▸ Exercise task A: Please explain, from the article on the Exxon oil spill case, why the company's petition calls the penalty "more than enough to deter and punish anyone for anything."

Justices to Examine Punitive Damages In Exxon Oil Spill
Tuesday, October 30, 2007
The worst oil spill in U.S. history begat the costliest punishment in U.S. history, but the Supreme Court agreed yesterday to decide whether Exxon Mobil has been penalized too much for the environmental damage caused when the Exxon Valdez ran aground in pristine Alaskan waters in 1989.
The court agreed to consider the $2.5 billion in punitive damages approved by a federal appeals court for a group of nearly 33,000 fishermen, landowners and others who brought a suit over the environmental disaster.
Even though the punishment is only half the $5 billion originally awarded by a federal jury in Alaska in 1994, it is still the largest-ever U.S. punitive damages total. The award is on top of the $3.4 billion the company said it has paid in cleanup costs and other penalties for the oil spill, which polluted 1,200 miles of Alaskan coastline.
That, said the company's petition to the court, filed by Washington lawyer Walter Dellinger, is "more than enough to deter and punish anyone for anything."
Dellinger said in the petition that the damages award is not only the largest in history but also "larger than the total of all punitive damages awards affirmed by all federal appellate courts in our history."
Anchorage lawyer David W. Oesting countered in his brief opposing Exxon Mobil's appeal that the amount "represents barely more than three weeks of Exxon's current net profits."

Box coordinate listings
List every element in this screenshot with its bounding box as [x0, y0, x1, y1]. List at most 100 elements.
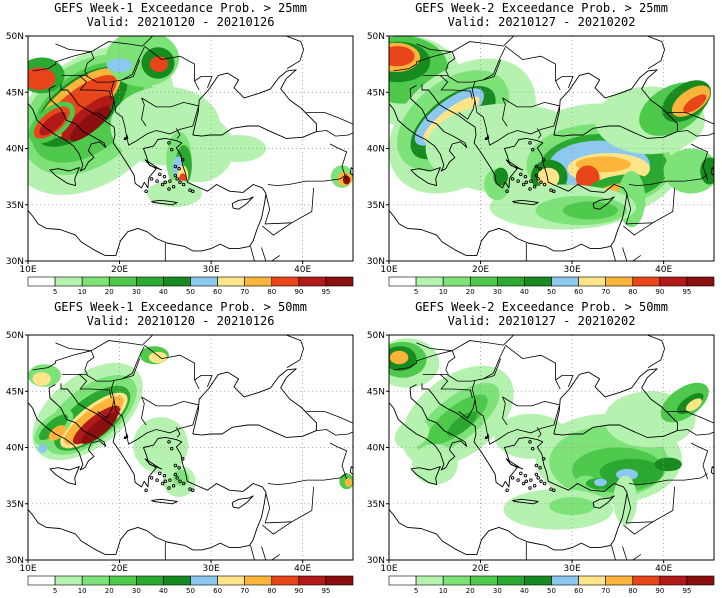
island	[516, 478, 520, 482]
island	[168, 478, 172, 482]
country-border	[471, 80, 560, 146]
lat-label: 40N	[367, 145, 385, 155]
country-border	[622, 546, 642, 560]
country-border	[284, 335, 305, 368]
island	[163, 479, 168, 484]
island	[542, 481, 547, 486]
country-border	[194, 375, 213, 387]
lon-label: 20E	[111, 265, 128, 275]
island	[162, 473, 167, 478]
country-border	[445, 350, 456, 375]
country-border	[393, 350, 453, 371]
colorbar-swatch	[659, 575, 688, 586]
island	[538, 465, 542, 470]
country-border	[84, 350, 95, 375]
colorbar-label: 5	[53, 587, 57, 595]
lat-label: 45N	[6, 88, 24, 98]
colorbar-label: 90	[294, 288, 303, 296]
borders	[393, 335, 714, 560]
panel-valid-dates: Valid: 20210127 - 20210202	[447, 15, 636, 29]
coastlines	[377, 69, 714, 256]
colorbar-label: 95	[682, 587, 691, 595]
island	[534, 463, 539, 468]
colorbar-label: 30	[493, 587, 502, 595]
island	[523, 174, 528, 179]
country-border	[445, 51, 456, 76]
probability-contour	[38, 414, 69, 441]
colorbar-label: 80	[267, 587, 276, 595]
island	[534, 472, 539, 477]
colorbar-swatch	[108, 276, 137, 287]
colorbar-swatch	[136, 575, 164, 586]
island	[377, 115, 385, 133]
island	[524, 180, 529, 185]
lat-label: 35N	[367, 500, 385, 510]
lat-label: 30N	[6, 556, 24, 566]
colorbar-swatch	[524, 575, 552, 586]
colorbar-swatch	[442, 276, 471, 287]
colorbar-swatch	[659, 276, 688, 287]
island	[552, 488, 556, 492]
colorbar-label: 40	[159, 587, 168, 595]
colorbar-label: 80	[628, 587, 637, 595]
island	[530, 446, 535, 451]
island	[529, 179, 533, 183]
colorbar-label: 90	[655, 587, 664, 595]
colorbar-label: 20	[105, 288, 114, 296]
country-border	[194, 76, 213, 88]
lat-label: 30N	[367, 257, 385, 267]
island	[144, 189, 148, 193]
island	[231, 196, 254, 210]
colorbar-label: 40	[520, 288, 529, 296]
lon-label: 30E	[564, 265, 581, 275]
island	[173, 472, 178, 477]
colorbar-swatch	[190, 276, 218, 287]
lon-label: 40E	[294, 265, 311, 275]
island	[524, 479, 529, 484]
colorbar-swatch	[469, 575, 498, 586]
island	[181, 182, 186, 187]
country-border	[79, 374, 112, 399]
coastline	[389, 384, 468, 471]
island	[191, 488, 195, 492]
country-border	[55, 36, 154, 53]
coastline	[28, 383, 267, 555]
island	[177, 465, 181, 470]
colorbar-swatch	[27, 276, 56, 287]
island	[151, 199, 178, 206]
lat-label: 35N	[6, 201, 24, 211]
country-border	[505, 45, 561, 91]
colorbar-swatch	[551, 276, 579, 287]
colorbar-swatch	[632, 575, 661, 586]
country-border	[264, 187, 314, 225]
coastline	[389, 85, 468, 172]
island	[173, 164, 178, 169]
colorbar-label: 60	[213, 587, 222, 595]
lon-label: 20E	[472, 564, 489, 574]
colorbar-label: 95	[321, 288, 330, 296]
island	[180, 158, 185, 162]
island	[410, 466, 441, 486]
island	[532, 184, 537, 189]
country-border	[483, 358, 502, 380]
colorbar-label: 70	[240, 587, 249, 595]
island	[549, 188, 553, 192]
colorbar-swatch	[415, 575, 444, 586]
lat-label: 45N	[367, 88, 385, 98]
island	[505, 189, 509, 193]
country-border	[306, 411, 353, 424]
colorbar-label: 20	[466, 288, 475, 296]
country-border	[316, 429, 353, 436]
coastline	[192, 69, 317, 139]
country-border	[422, 346, 506, 382]
colorbar: 5 10 20 30 40 50 60 70 80 90 95	[388, 575, 715, 595]
island	[167, 440, 171, 444]
island	[169, 446, 174, 451]
colorbar-swatch	[686, 575, 715, 586]
colorbar-label: 10	[439, 587, 448, 595]
country-border	[625, 187, 675, 225]
lat-label: 50N	[367, 331, 385, 341]
country-border	[79, 75, 112, 100]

▸ Exercise task B: Tally the lines of the rows that contain the string "screenshot" and give only the number.

▸ Complete output A: The $2.5 billion punitive award comes on top of the $3.4 billion that the company says it has already paid in cleanup costs and other penalties for the spill. The petition calls that combined total "more than enough to deter and punish anyone for anything."

▸ Complete output B: 1